Task statement: Take the data that follows and retype it word for word.
──────── Given information ────────
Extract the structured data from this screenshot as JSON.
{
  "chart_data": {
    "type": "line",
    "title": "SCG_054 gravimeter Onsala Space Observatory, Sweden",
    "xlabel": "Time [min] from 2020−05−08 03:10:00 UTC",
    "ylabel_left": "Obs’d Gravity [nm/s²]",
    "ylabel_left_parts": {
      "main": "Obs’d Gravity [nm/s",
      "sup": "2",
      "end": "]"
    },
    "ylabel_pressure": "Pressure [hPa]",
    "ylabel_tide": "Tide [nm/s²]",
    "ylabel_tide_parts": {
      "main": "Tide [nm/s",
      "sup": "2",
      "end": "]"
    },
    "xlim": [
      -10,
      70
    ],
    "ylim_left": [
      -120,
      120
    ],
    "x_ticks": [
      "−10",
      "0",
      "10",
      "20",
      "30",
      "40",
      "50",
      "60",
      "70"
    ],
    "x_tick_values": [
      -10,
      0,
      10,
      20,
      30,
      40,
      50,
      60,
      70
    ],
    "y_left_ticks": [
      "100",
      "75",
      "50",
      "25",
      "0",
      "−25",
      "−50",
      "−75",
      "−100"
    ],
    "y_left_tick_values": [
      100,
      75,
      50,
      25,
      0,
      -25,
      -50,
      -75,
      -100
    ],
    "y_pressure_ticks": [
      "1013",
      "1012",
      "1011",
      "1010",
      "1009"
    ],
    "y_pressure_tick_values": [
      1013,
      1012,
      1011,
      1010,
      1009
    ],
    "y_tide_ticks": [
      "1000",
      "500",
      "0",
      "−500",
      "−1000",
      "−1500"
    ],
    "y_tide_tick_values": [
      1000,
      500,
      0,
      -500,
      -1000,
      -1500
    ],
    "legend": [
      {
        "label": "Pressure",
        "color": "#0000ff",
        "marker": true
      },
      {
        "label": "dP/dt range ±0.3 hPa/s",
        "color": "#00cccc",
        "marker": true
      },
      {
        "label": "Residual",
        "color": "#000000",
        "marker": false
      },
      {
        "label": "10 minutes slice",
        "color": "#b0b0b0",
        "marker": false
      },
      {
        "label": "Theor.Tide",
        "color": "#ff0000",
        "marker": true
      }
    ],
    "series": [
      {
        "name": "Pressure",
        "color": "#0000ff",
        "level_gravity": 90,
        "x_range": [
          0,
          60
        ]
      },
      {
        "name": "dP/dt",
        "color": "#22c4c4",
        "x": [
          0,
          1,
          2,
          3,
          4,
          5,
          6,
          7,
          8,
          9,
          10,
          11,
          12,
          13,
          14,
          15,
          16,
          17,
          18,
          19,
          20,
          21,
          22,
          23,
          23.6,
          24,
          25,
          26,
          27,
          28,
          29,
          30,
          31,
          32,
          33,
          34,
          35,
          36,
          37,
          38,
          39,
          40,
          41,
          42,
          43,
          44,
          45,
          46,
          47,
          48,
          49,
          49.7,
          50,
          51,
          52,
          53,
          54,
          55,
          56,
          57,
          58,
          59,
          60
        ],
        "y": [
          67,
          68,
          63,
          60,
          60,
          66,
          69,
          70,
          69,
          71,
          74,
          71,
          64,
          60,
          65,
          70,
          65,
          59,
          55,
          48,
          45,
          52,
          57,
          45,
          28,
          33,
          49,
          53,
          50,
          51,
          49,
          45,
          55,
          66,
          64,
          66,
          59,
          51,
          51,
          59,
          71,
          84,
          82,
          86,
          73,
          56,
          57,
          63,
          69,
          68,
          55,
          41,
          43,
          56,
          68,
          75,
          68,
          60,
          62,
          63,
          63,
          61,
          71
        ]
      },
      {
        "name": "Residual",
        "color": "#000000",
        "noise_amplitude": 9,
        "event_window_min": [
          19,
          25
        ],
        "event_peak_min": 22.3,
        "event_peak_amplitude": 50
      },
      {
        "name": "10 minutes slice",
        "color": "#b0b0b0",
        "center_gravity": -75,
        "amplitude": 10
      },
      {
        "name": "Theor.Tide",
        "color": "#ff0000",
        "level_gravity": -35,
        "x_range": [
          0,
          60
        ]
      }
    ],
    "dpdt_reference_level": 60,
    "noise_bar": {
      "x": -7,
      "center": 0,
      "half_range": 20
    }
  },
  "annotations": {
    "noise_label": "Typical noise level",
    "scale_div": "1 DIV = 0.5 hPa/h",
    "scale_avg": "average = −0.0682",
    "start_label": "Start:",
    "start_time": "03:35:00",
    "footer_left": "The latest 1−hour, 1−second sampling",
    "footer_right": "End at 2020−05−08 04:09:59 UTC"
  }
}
────────
Result of this task:
Extract the structured data from this screenshot as JSON.
{
  "chart_data": {
    "type": "line",
    "title": "SCG_054 gravimeter Onsala Space Observatory, Sweden",
    "xlabel": "Time [min] from 2020−05−08 03:10:00 UTC",
    "ylabel_left": "Obs’d Gravity [nm/s²]",
    "ylabel_left_parts": {
      "main": "Obs’d Gravity [nm/s",
      "sup": "2",
      "end": "]"
    },
    "ylabel_pressure": "Pressure [hPa]",
    "ylabel_tide": "Tide [nm/s²]",
    "ylabel_tide_parts": {
      "main": "Tide [nm/s",
      "sup": "2",
      "end": "]"
    },
    "xlim": [
      -10,
      70
    ],
    "ylim_left": [
      -120,
      120
    ],
    "x_ticks": [
      "−10",
      "0",
      "10",
      "20",
      "30",
      "40",
      "50",
      "60",
      "70"
    ],
    "x_tick_values": [
      -10,
      0,
      10,
      20,
      30,
      40,
      50,
      60,
      70
    ],
    "y_left_ticks": [
      "100",
      "75",
      "50",
      "25",
      "0",
      "−25",
      "−50",
      "−75",
      "−100"
    ],
    "y_left_tick_values": [
      100,
      75,
      50,
      25,
      0,
      -25,
      -50,
      -75,
      -100
    ],
    "y_pressure_ticks": [
      "1013",
      "1012",
      "1011",
      "1010",
      "1009"
    ],
    "y_pressure_tick_values": [
      1013,
      1012,
      1011,
      1010,
      1009
    ],
    "y_tide_ticks": [
      "1000",
      "500",
      "0",
      "−500",
      "−1000",
      "−1500"
    ],
    "y_tide_tick_values": [
      1000,
      500,
      0,
      -500,
      -1000,
      -1500
    ],
    "legend": [
      {
        "label": "Pressure",
        "color": "#0000ff",
        "marker": true
      },
      {
        "label": "dP/dt range ±0.3 hPa/s",
        "color": "#00cccc",
        "marker": true
      },
      {
        "label": "Residual",
        "color": "#000000",
        "marker": false
      },
      {
        "label": "10 minutes slice",
        "color": "#b0b0b0",
        "marker": false
      },
      {
        "label": "Theor.Tide",
        "color": "#ff0000",
        "marker": true
      }
    ],
    "series": [
      {
        "name": "Pressure",
        "color": "#0000ff",
        "level_gravity": 90,
        "x_range": [
          0,
          60
        ]
      },
      {
        "name": "dP/dt",
        "color": "#22c4c4",
        "x": [
          0,
          1,
          2,
          3,
          4,
          5,
          6,
          7,
          8,
          9,
          10,
          11,
          12,
          13,
          14,
          15,
          16,
          17,
          18,
          19,
          20,
          21,
          22,
          23,
          23.6,
          24,
          25,
          26,
          27,
          28,
          29,
          30,
          31,
          32,
          33,
          34,
          35,
          36,
          37,
          38,
          39,
          40,
          41,
          42,
          43,
          44,
          45,
          46,
          47,
          48,
          49,
          49.7,
          50,
          51,
          52,
          53,
          54,
          55,
          56,
          57,
          58,
          59,
          60
        ],
        "y": [
          67,
          68,
          63,
          60,
          60,
          66,
          69,
          70,
          69,
          71,
          74,
          71,
          64,
          60,
          65,
          70,
          65,
          59,
          55,
          48,
          45,
          52,
          57,
          45,
          28,
          33,
          49,
          53,
          50,
          51,
          49,
          45,
          55,
          66,
          64,
          66,
          59,
          51,
          51,
          59,
          71,
          84,
          82,
          86,
          73,
          56,
          57,
          63,
          69,
          68,
          55,
          41,
          43,
          56,
          68,
          75,
          68,
          60,
          62,
          63,
          63,
          61,
          71
        ]
      },
      {
        "name": "Residual",
        "color": "#000000",
        "noise_amplitude": 9,
        "event_window_min": [
          19,
          25
        ],
        "event_peak_min": 22.3,
        "event_peak_amplitude": 50
      },
      {
        "name": "10 minutes slice",
        "color": "#b0b0b0",
        "center_gravity": -75,
        "amplitude": 10
      },
      {
        "name": "Theor.Tide",
        "color": "#ff0000",
        "level_gravity": -35,
        "x_range": [
          0,
          60
        ]
      }
    ],
    "dpdt_reference_level": 60,
    "noise_bar": {
      "x": -7,
      "center": 0,
      "half_range": 20
    }
  },
  "annotations": {
    "noise_label": "Typical noise level",
    "scale_div": "1 DIV = 0.5 hPa/h",
    "scale_avg": "average = −0.0682",
    "start_label": "Start:",
    "start_time": "03:35:00",
    "footer_left": "The latest 1−hour, 1−second sampling",
    "footer_right": "End at 2020−05−08 04:09:59 UTC"
  }
}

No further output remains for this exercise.